• DIRECTIONS:
Report the total number of lines that include the string "تشدید", without any other text.

------ TASK DATA ------

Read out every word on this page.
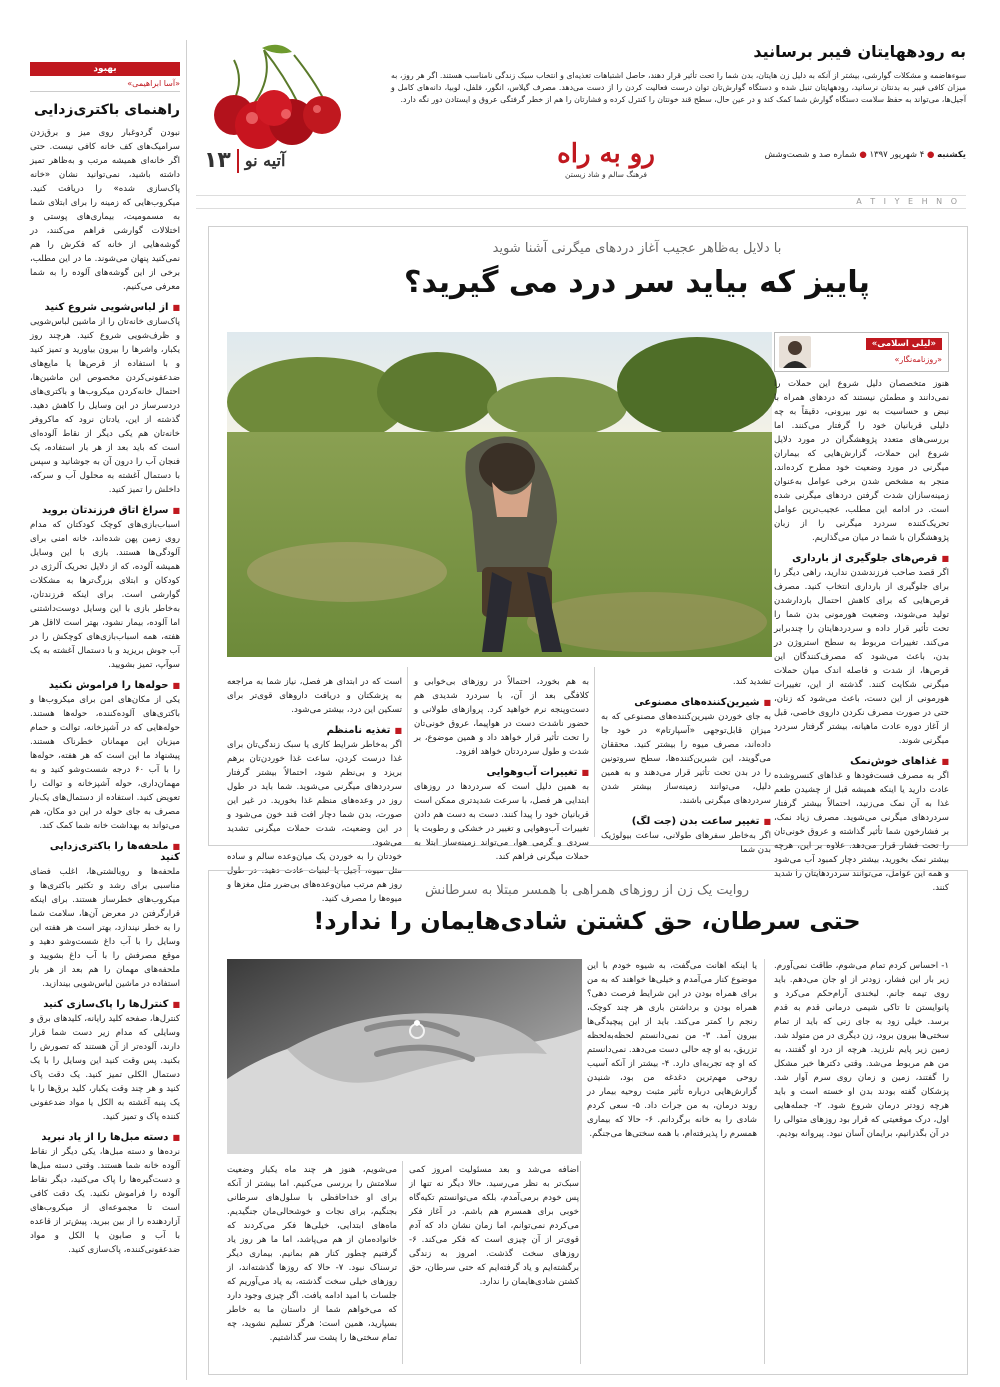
بهبود
«آسا ابراهیمی»
راهنمای باکتری‌زدایی
نبودن گردوغبار روی میز و برق‌زدن سرامیک‌های کف خانه کافی نیست. حتی اگر خانه‌ای همیشه مرتب و به‌ظاهر تمیز داشته باشید، نمی‌توانید نشان «خانه پاک‌سازی شده» را دریافت کنید. میکروب‌هایی که زمینه را برای ابتلای شما به مسمومیت، بیماری‌های پوستی و اختلالات گوارشی فراهم می‌کنند، در گوشه‌هایی از خانه که فکرش را هم نمی‌کنید پنهان می‌شوند. ما در این مطلب، برخی از این گوشه‌های آلوده را به شما معرفی می‌کنیم.
■ از لباس‌شویی شروع کنید
پاک‌سازی خانه‌تان را از ماشین لباس‌شویی و ظرف‌شویی شروع کنید. هرچند روز یکبار، واشرها را بیرون بیاورید و تمیز کنید و با استفاده از قرص‌ها یا مایع‌های ضدعفونی‌کردن مخصوص این ماشین‌ها، احتمال خانه‌کردن میکروب‌ها و باکتری‌های دردسرساز در این وسایل را کاهش دهید. گذشته از این، یادتان نرود که ماکروفر خانه‌تان هم یکی دیگر از نقاط آلوده‌ای است که باید بعد از هر بار استفاده، یک فنجان آب را درون آن به جوشانید و سپس با دستمال آغشته به محلول آب و سرکه، داخلش را تمیز کنید.
■ سراغ اتاق فرزندتان بروید
اسباب‌بازی‌های کوچک کودکتان که مدام روی زمین پهن شده‌اند، خانه امنی برای آلودگی‌ها هستند. بازی با این وسایل همیشه آلوده، که از دلایل تحریک آلرژی در کودکان و ابتلای بزرگ‌ترها به مشکلات گوارشی است. برای اینکه فرزندتان، به‌خاطر بازی با این وسایل دوست‌داشتنی اما آلوده، بیمار نشود، بهتر است لااقل هر هفته، همه اسباب‌بازی‌های کوچکش را در آب جوش بریزید و با دستمال آغشته به یک سوآپ، تمیز بشویید.
■ حوله‌ها را فراموش نکنید
یکی از مکان‌های امن برای میکروب‌ها و باکتری‌های آلوده‌کننده، حوله‌ها هستند. حوله‌هایی که در آشپزخانه، توالت و حمام میزبان این مهمانان خطرناک هستند. پیشنهاد ما این است که هر هفته، حوله‌ها را با آب ۶۰ درجه شست‌وشو کنید و به مهمان‌داری، حوله آشپزخانه و توالت را تعویض کنید. استفاده از دستمال‌های یک‌بار مصرف به جای حوله در این دو مکان، هم می‌تواند به بهداشت خانه شما کمک کند.
■ ملحفه‌ها را باکتری‌زدایی کنید
ملحفه‌ها و روبالشتی‌ها، اغلب فضای مناسبی برای رشد و تکثیر باکتری‌ها و میکروب‌های خطرساز هستند. برای اینکه قرارگرفتن در معرض آن‌ها، سلامت شما را به خطر نیندازد، بهتر است هر هفته این وسایل را با آب داغ شست‌وشو دهید و موقع مصرفش را با آب داغ بشویید و ملحفه‌های مهمان را هم بعد از هر بار استفاده در ماشین لباس‌شویی بیندازید.
■ کنترل‌ها را پاک‌سازی کنید
کنترل‌ها، صفحه کلید رایانه، کلیدهای برق و وسایلی که مدام زیر دست شما قرار دارند، آلوده‌تر از آن هستند که تصورش را بکنید. پس وقت کنید این وسایل را با یک دستمال الکلی تمیز کنید. یک دقت پاک کنید و هر چند وقت یکبار، کلید برق‌ها را با یک پنبه آغشته به الکل یا مواد ضدعفونی کننده پاک و تمیز کنید.
■ دسته مبل‌ها را از یاد نبرید
نرده‌ها و دسته مبل‌ها، یکی دیگر از نقاط آلوده خانه شما هستند. وقتی دسته مبل‌ها و دست‌گیره‌ها را پاک می‌کنید، دیگر نقاط آلوده را فراموش نکنید. یک دقت کافی است تا مجموعه‌ای از میکروب‌های آزاردهنده را از بین ببرید. پیش‌تر از قاعده با آب و صابون یا الکل و مواد ضدعفونی‌کننده، پاک‌سازی کنید.
به رودههایتان فیبر برسانید
سوءهاضمه و مشکلات گوارشی، بیشتر از آنکه به دلیل زن هایتان، بدن شما را تحت تأثیر قرار دهند، حاصل اشتباهات تغذیه‌ای و انتخاب سبک زندگی نامناسب هستند. اگر هر روز، به میزان کافی فیبر به بدنتان نرسانید، رودههایتان تنبل شده و دستگاه گوارش‌تان توان درست فعالیت کردن را از دست می‌دهد. مصرف گیلاس، انگور، فلفل، لوبیا، دانه‌های کامل و آجیل‌ها، می‌تواند به حفظ سلامت دستگاه گوارش شما کمک کند و در عین حال، سطح قند خونتان را کنترل کرده و فشارتان را هم از خطر گرفتگی عروق و ایستادن دور نگه دارد.
یکشنبه ● ۴ شهریور ۱۳۹۷ ● شماره صد و شصت‌وشش
رو به راه
فرهنگ سالم و شاد زیستن
۱۳ آتیه نو
A T I Y E H N O
با دلایل به‌ظاهر عجیب آغاز دردهای میگرنی آشنا شوید
پاییز که بیاید سر درد می گیرید؟
«لیلی اسلامی»
«روزنامه‌نگار»
هنوز متخصصان دلیل شروع این حملات را نمی‌دانند و مطمئن نیستند که دردهای همراه با نبض و حساسیت به نور بیرونی، دقیقاً به چه دلیلی قربانیان خود را گرفتار می‌کنند. اما بررسی‌های متعدد پژوهشگران در مورد دلایل شروع این حملات، گزارش‌هایی که بیماران میگرنی در مورد وضعیت خود مطرح کرده‌اند، منجر به مشخص شدن برخی عوامل به‌عنوان زمینه‌سازان شدت گرفتن دردهای میگرنی شده است. در ادامه این مطلب، عجیب‌ترین عوامل تحریک‌کننده سردرد میگرنی را از زبان پژوهشگران با شما در میان می‌گذاریم.
■ قرص‌های جلوگیری از بارداری
اگر قصد صاحب فرزندشدن ندارید، راهی دیگر را برای جلوگیری از بارداری انتخاب کنید. مصرف قرص‌هایی که برای کاهش احتمال باردارشدن تولید می‌شوند، وضعیت هورمونی بدن شما را تحت تأثیر قرار داده و سردردهایتان را چندبرابر می‌کند. تغییرات مربوط به سطح استروژن در بدن، باعث می‌شود که مصرف‌کنندگان این قرص‌ها، از شدت و فاصله اندک میان حملات میگرنی شکایت کنند. گذشته از این، تغییرات هورمونی از این دست، باعث می‌شود که زنان، حتی در صورت مصرف نکردن داروی خاصی، قبل از آغاز دوره عادت ماهیانه، بیشتر گرفتار سردرد میگرنی شوند.
■ غذاهای خوش‌نمک
اگر به مصرف فست‌فودها و غذاهای کنسروشده عادت دارید یا اینکه همیشه قبل از چشیدن طعم غذا به آن نمک می‌زنید، احتمالاً بیشتر گرفتار سردردهای میگرنی می‌شوید. مصرف زیاد نمک، بر فشارخون شما تأثیر گذاشته و عروق خونی‌تان را تحت فشار قرار می‌دهد. علاوه بر این، هرچه بیشتر نمک بخورید، بیشتر دچار کمبود آب می‌شود و همه این عوامل، می‌توانند سردردهایتان را شدید کنند.
تشدید کند.
■ شیرین‌کننده‌های مصنوعی
به جای خوردن شیرین‌کننده‌های مصنوعی که به میزان قابل‌توجهی «آسپارتام» در خود جا داده‌اند، مصرف میوه را بیشتر کنید. محققان می‌گویند، این شیرین‌کننده‌ها، سطح سروتونین را در بدن تحت تأثیر قرار می‌دهند و به همین دلیل، می‌توانند زمینه‌ساز بیشتر شدن سردردهای میگرنی باشند.
■ تغییر ساعت بدن (جت لگ)
اگر به‌خاطر سفرهای طولانی، ساعت بیولوژیک بدن شما
به هم بخورد، احتمالاً در روزهای بی‌خوابی و کلافگی بعد از آن، با سردرد شدیدی هم دست‌وپنجه نرم خواهید کرد. پروازهای طولانی و حضور ناشدت دست در هواپیما، عروق خونی‌تان را تحت تأثیر قرار خواهد داد و همین موضوع، بر شدت و طول سردردتان خواهد افزود.
■ تغییرات آب‌وهوایی
به همین دلیل است که سردردها در روزهای ابتدایی هر فصل، با سرعت شدیدتری ممکن است قربانیان خود را پیدا کنند. دست به دست هم دادن تغییرات آب‌وهوایی و تغییر در خشکی و رطوبت یا سردی و گرمی هوا، می‌تواند زمینه‌ساز ابتلا به حملات میگرنی فراهم کند.
است که در ابتدای هر فصل، نیاز شما به مراجعه به پزشکتان و دریافت داروهای قوی‌تر برای تسکین این درد، بیشتر می‌شود.
■ تغذیه نامنظم
اگر به‌خاطر شرایط کاری یا سبک زندگی‌تان برای غذا درست کردن، ساعت غذا خوردن‌تان برهم بریزد و بی‌نظم شود، احتمالاً بیشتر گرفتار سردردهای میگرنی می‌شوید. شما باید در طول روز در وعده‌های منظم غذا بخورید. در غیر این صورت، بدن شما دچار افت قند خون می‌شود و در این وضعیت، شدت حملات میگرنی تشدید می‌شود.
خودتان را به خوردن یک میان‌وعده سالم و ساده مثل میوه، آجیل یا لبنیات عادت دهید. در طول روز هم مرتب میان‌وعده‌های بی‌ضرر مثل مغزها و میوه‌ها را مصرف کنید.
روایت یک زن از روزهای همراهی با همسر مبتلا به سرطانش
حتی سرطان، حق کشتن شادی‌هایمان را ندارد!
۱- احساس کردم تمام می‌شوم، طاقت نمی‌آورم. زیر بار این فشار، زودتر از او جان می‌دهم. باید روی تیمه جانم. لبخندی آرام‌حکم می‌کرد و پانوایستن تا تاکی شیمی درمانی قدم به قدم برسد. خیلی زود به جای زنی که باید از تمام سختی‌ها بیرون برود، زن دیگری در من متولد شد. زمین زیر پایم نلرزید. هرچه از درد او گفتند، به من هم مربوط می‌شد. وقتی دکترها خبر مشکل را گفتند، زمین و زمان روی سرم آوار شد. پزشکان گفته بودند بدن او خسته است و باید هرچه زودتر درمان شروع شود. ۲- جمله‌هایی اول، درک موقعیتی که قرار بود روزهای متوالی را در آن بگذرانیم، برایمان آسان نبود. پیروانه بودیم.
یا اینکه اهانت می‌گفت، به شیوه خودم با این موضوع کنار می‌آمدم و خیلی‌ها خواهند که به من برای همراه بودن در این شرایط فرصت دهی؟ همراه بودن و برداشتن باری هر چند کوچک، رنجم را کمتر می‌کند. باید از این پیچیدگی‌ها بیرون آمد. ۳- من نمی‌دانستم لحظه‌به‌لحظه تزریق، به او چه حالی دست می‌دهد. نمی‌دانستم که او چه تجربه‌ای دارد. ۴- بیشتر از آنکه آسیب روحی مهم‌ترین دغدغه من بود، شنیدن گزارش‌هایی درباره تأثیر مثبت روحیه بیمار در روند درمان، به من جرات داد. ۵- سعی کردم شادی را به خانه برگردانم. ۶- حالا که بیماری همسرم را پذیرفته‌ام، با همه سختی‌ها می‌جنگم.
اضافه می‌شد و بعد مسئولیت امروز کمی سبک‌تر به نظر می‌رسید. حالا دیگر نه تنها از پس خودم برمی‌آمدم، بلکه می‌توانستم تکیه‌گاه خوبی برای همسرم هم باشم. در آغاز فکر می‌کردم نمی‌توانم، اما زمان نشان داد که آدم قوی‌تر از آن چیزی است که فکر می‌کند. ۶- روزهای سخت گذشت. امروز به زندگی برگشته‌ایم و یاد گرفته‌ایم که حتی سرطان، حق کشتن شادی‌هایمان را ندارد.
می‌شویم، هنوز هر چند ماه یکبار وضعیت سلامتش را بررسی می‌کنیم. اما بیشتر از آنکه برای او خداحافظی با سلول‌های سرطانی بجنگیم، برای نجات و خوشحالی‌مان جنگیدیم. ماه‌های ابتدایی، خیلی‌ها فکر می‌کردند که خانواده‌مان از هم می‌پاشد، اما ما هر روز یاد گرفتیم چطور کنار هم بمانیم. بیماری دیگر ترسناک نبود. ۷- حالا که روزها گذشته‌اند، از روزهای خیلی سخت گذشته، به یاد می‌آوریم که جلسات با امید ادامه یافت. اگر چیزی وجود دارد که می‌خواهم شما از داستان ما به خاطر بسپارید، همین است: هرگز تسلیم نشوید، چه تمام سختی‌ها را پشت سر گذاشتیم.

------

• EXERCISE RESULT:
2